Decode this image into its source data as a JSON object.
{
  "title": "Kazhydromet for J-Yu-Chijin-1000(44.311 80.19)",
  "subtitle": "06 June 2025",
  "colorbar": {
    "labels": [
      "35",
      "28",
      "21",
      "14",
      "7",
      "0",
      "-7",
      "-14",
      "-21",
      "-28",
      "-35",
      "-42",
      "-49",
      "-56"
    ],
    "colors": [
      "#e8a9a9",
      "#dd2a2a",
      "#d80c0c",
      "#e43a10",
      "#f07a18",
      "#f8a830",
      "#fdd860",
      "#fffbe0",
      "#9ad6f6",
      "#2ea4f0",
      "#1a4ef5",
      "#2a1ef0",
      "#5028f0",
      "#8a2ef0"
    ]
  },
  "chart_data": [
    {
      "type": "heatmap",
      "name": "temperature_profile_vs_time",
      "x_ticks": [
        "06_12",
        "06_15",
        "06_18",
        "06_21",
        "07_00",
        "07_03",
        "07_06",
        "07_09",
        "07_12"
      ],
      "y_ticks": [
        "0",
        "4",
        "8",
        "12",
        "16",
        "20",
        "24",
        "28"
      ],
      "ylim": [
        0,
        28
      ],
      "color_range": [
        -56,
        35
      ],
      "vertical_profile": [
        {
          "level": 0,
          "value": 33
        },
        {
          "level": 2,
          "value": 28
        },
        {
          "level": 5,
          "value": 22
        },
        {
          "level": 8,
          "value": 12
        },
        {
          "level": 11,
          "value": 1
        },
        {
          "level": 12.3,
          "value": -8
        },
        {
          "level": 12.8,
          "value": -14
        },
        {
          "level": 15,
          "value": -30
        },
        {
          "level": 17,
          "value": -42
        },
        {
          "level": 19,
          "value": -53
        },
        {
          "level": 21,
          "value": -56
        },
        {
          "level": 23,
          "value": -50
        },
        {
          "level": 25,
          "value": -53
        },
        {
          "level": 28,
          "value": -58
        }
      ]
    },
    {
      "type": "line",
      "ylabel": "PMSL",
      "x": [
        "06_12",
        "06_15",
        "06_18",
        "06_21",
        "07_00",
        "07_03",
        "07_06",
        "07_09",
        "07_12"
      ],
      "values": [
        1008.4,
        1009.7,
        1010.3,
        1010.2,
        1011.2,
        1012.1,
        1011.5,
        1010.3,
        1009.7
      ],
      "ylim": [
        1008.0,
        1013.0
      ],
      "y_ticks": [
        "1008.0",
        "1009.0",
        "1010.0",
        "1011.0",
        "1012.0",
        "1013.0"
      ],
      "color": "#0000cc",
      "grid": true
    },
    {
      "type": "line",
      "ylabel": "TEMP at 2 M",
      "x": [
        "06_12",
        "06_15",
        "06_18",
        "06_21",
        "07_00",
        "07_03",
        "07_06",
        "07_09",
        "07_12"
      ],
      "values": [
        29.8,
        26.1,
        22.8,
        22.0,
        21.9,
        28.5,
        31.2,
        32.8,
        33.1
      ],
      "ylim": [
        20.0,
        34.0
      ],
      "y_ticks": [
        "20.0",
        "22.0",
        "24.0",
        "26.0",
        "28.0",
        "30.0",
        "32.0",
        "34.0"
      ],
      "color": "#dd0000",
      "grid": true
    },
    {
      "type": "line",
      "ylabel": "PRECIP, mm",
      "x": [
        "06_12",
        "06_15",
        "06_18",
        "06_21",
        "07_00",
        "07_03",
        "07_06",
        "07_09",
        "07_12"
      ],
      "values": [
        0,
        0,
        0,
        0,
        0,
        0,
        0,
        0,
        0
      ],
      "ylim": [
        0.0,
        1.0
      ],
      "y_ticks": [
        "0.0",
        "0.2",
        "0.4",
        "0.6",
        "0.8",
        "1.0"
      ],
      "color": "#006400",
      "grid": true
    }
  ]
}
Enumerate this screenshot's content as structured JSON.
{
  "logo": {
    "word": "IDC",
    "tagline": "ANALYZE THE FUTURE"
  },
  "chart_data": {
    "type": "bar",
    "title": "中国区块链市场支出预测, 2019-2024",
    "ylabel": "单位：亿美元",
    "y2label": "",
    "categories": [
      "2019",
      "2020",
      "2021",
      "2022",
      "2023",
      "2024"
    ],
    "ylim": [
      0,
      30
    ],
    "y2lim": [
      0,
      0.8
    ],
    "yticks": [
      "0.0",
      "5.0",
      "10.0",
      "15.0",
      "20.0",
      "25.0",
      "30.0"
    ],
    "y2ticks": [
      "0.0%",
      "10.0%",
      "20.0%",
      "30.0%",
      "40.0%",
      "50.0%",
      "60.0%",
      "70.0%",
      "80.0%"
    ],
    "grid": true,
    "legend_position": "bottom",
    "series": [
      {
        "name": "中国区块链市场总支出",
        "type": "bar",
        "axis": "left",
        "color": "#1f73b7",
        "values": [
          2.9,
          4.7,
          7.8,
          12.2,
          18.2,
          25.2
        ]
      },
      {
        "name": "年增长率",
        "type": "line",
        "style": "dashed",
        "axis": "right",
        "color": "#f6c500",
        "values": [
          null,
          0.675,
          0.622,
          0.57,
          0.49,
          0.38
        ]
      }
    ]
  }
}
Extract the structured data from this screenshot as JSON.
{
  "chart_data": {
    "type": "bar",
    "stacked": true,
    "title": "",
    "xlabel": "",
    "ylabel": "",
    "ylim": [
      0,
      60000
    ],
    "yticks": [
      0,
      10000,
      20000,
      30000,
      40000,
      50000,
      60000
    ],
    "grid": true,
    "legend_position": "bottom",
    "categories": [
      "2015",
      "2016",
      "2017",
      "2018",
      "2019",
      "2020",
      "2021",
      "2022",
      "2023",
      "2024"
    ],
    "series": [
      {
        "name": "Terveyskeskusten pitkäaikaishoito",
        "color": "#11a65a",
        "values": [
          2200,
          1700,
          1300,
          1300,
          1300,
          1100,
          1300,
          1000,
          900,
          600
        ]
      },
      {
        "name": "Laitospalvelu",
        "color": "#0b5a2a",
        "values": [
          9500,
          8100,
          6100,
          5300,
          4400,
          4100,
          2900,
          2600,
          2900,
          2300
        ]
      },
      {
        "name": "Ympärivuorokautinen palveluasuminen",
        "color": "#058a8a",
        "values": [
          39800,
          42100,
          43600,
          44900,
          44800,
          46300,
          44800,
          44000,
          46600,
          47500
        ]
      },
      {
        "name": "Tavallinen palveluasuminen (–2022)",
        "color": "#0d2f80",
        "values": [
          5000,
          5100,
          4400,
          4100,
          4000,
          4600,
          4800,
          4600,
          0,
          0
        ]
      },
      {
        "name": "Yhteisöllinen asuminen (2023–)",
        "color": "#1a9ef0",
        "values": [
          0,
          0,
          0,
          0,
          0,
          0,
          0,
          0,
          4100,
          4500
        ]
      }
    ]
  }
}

..............................

● REQUIREMENTS
From the records above, extract every line exactly as it stands.

● RESPONSE TO THE TASK
Decode this image into its source data as a JSON object.
{
  "title": "Kazhydromet for J-Yu-Chijin-1000(44.311 80.19)",
  "subtitle": "06 June 2025",
  "colorbar": {
    "labels": [
      "35",
      "28",
      "21",
      "14",
      "7",
      "0",
      "-7",
      "-14",
      "-21",
      "-28",
      "-35",
      "-42",
      "-49",
      "-56"
    ],
    "colors": [
      "#e8a9a9",
      "#dd2a2a",
      "#d80c0c",
      "#e43a10",
      "#f07a18",
      "#f8a830",
      "#fdd860",
      "#fffbe0",
      "#9ad6f6",
      "#2ea4f0",
      "#1a4ef5",
      "#2a1ef0",
      "#5028f0",
      "#8a2ef0"
    ]
  },
  "chart_data": [
    {
      "type": "heatmap",
      "name": "temperature_profile_vs_time",
      "x_ticks": [
        "06_12",
        "06_15",
        "06_18",
        "06_21",
        "07_00",
        "07_03",
        "07_06",
        "07_09",
        "07_12"
      ],
      "y_ticks": [
        "0",
        "4",
        "8",
        "12",
        "16",
        "20",
        "24",
        "28"
      ],
      "ylim": [
        0,
        28
      ],
      "color_range": [
        -56,
        35
      ],
      "vertical_profile": [
        {
          "level": 0,
          "value": 33
        },
        {
          "level": 2,
          "value": 28
        },
        {
          "level": 5,
          "value": 22
        },
        {
          "level": 8,
          "value": 12
        },
        {
          "level": 11,
          "value": 1
        },
        {
          "level": 12.3,
          "value": -8
        },
        {
          "level": 12.8,
          "value": -14
        },
        {
          "level": 15,
          "value": -30
        },
        {
          "level": 17,
          "value": -42
        },
        {
          "level": 19,
          "value": -53
        },
        {
          "level": 21,
          "value": -56
        },
        {
          "level": 23,
          "value": -50
        },
        {
          "level": 25,
          "value": -53
        },
        {
          "level": 28,
          "value": -58
        }
      ]
    },
    {
      "type": "line",
      "ylabel": "PMSL",
      "x": [
        "06_12",
        "06_15",
        "06_18",
        "06_21",
        "07_00",
        "07_03",
        "07_06",
        "07_09",
        "07_12"
      ],
      "values": [
        1008.4,
        1009.7,
        1010.3,
        1010.2,
        1011.2,
        1012.1,
        1011.5,
        1010.3,
        1009.7
      ],
      "ylim": [
        1008.0,
        1013.0
      ],
      "y_ticks": [
        "1008.0",
        "1009.0",
        "1010.0",
        "1011.0",
        "1012.0",
        "1013.0"
      ],
      "color": "#0000cc",
      "grid": true
    },
    {
      "type": "line",
      "ylabel": "TEMP at 2 M",
      "x": [
        "06_12",
        "06_15",
        "06_18",
        "06_21",
        "07_00",
        "07_03",
        "07_06",
        "07_09",
        "07_12"
      ],
      "values": [
        29.8,
        26.1,
        22.8,
        22.0,
        21.9,
        28.5,
        31.2,
        32.8,
        33.1
      ],
      "ylim": [
        20.0,
        34.0
      ],
      "y_ticks": [
        "20.0",
        "22.0",
        "24.0",
        "26.0",
        "28.0",
        "30.0",
        "32.0",
        "34.0"
      ],
      "color": "#dd0000",
      "grid": true
    },
    {
      "type": "line",
      "ylabel": "PRECIP, mm",
      "x": [
        "06_12",
        "06_15",
        "06_18",
        "06_21",
        "07_00",
        "07_03",
        "07_06",
        "07_09",
        "07_12"
      ],
      "values": [
        0,
        0,
        0,
        0,
        0,
        0,
        0,
        0,
        0
      ],
      "ylim": [
        0.0,
        1.0
      ],
      "y_ticks": [
        "0.0",
        "0.2",
        "0.4",
        "0.6",
        "0.8",
        "1.0"
      ],
      "color": "#006400",
      "grid": true
    }
  ]
}
Enumerate this screenshot's content as structured JSON.
{
  "logo": {
    "word": "IDC",
    "tagline": "ANALYZE THE FUTURE"
  },
  "chart_data": {
    "type": "bar",
    "title": "中国区块链市场支出预测, 2019-2024",
    "ylabel": "单位：亿美元",
    "y2label": "",
    "categories": [
      "2019",
      "2020",
      "2021",
      "2022",
      "2023",
      "2024"
    ],
    "ylim": [
      0,
      30
    ],
    "y2lim": [
      0,
      0.8
    ],
    "yticks": [
      "0.0",
      "5.0",
      "10.0",
      "15.0",
      "20.0",
      "25.0",
      "30.0"
    ],
    "y2ticks": [
      "0.0%",
      "10.0%",
      "20.0%",
      "30.0%",
      "40.0%",
      "50.0%",
      "60.0%",
      "70.0%",
      "80.0%"
    ],
    "grid": true,
    "legend_position": "bottom",
    "series": [
      {
        "name": "中国区块链市场总支出",
        "type": "bar",
        "axis": "left",
        "color": "#1f73b7",
        "values": [
          2.9,
          4.7,
          7.8,
          12.2,
          18.2,
          25.2
        ]
      },
      {
        "name": "年增长率",
        "type": "line",
        "style": "dashed",
        "axis": "right",
        "color": "#f6c500",
        "values": [
          null,
          0.675,
          0.622,
          0.57,
          0.49,
          0.38
        ]
      }
    ]
  }
}
Extract the structured data from this screenshot as JSON.
{
  "chart_data": {
    "type": "bar",
    "stacked": true,
    "title": "",
    "xlabel": "",
    "ylabel": "",
    "ylim": [
      0,
      60000
    ],
    "yticks": [
      0,
      10000,
      20000,
      30000,
      40000,
      50000,
      60000
    ],
    "grid": true,
    "legend_position": "bottom",
    "categories": [
      "2015",
      "2016",
      "2017",
      "2018",
      "2019",
      "2020",
      "2021",
      "2022",
      "2023",
      "2024"
    ],
    "series": [
      {
        "name": "Terveyskeskusten pitkäaikaishoito",
        "color": "#11a65a",
        "values": [
          2200,
          1700,
          1300,
          1300,
          1300,
          1100,
          1300,
          1000,
          900,
          600
        ]
      },
      {
        "name": "Laitospalvelu",
        "color": "#0b5a2a",
        "values": [
          9500,
          8100,
          6100,
          5300,
          4400,
          4100,
          2900,
          2600,
          2900,
          2300
        ]
      },
      {
        "name": "Ympärivuorokautinen palveluasuminen",
        "color": "#058a8a",
        "values": [
          39800,
          42100,
          43600,
          44900,
          44800,
          46300,
          44800,
          44000,
          46600,
          47500
        ]
      },
      {
        "name": "Tavallinen palveluasuminen (–2022)",
        "color": "#0d2f80",
        "values": [
          5000,
          5100,
          4400,
          4100,
          4000,
          4600,
          4800,
          4600,
          0,
          0
        ]
      },
      {
        "name": "Yhteisöllinen asuminen (2023–)",
        "color": "#1a9ef0",
        "values": [
          0,
          0,
          0,
          0,
          0,
          0,
          0,
          0,
          4100,
          4500
        ]
      }
    ]
  }
}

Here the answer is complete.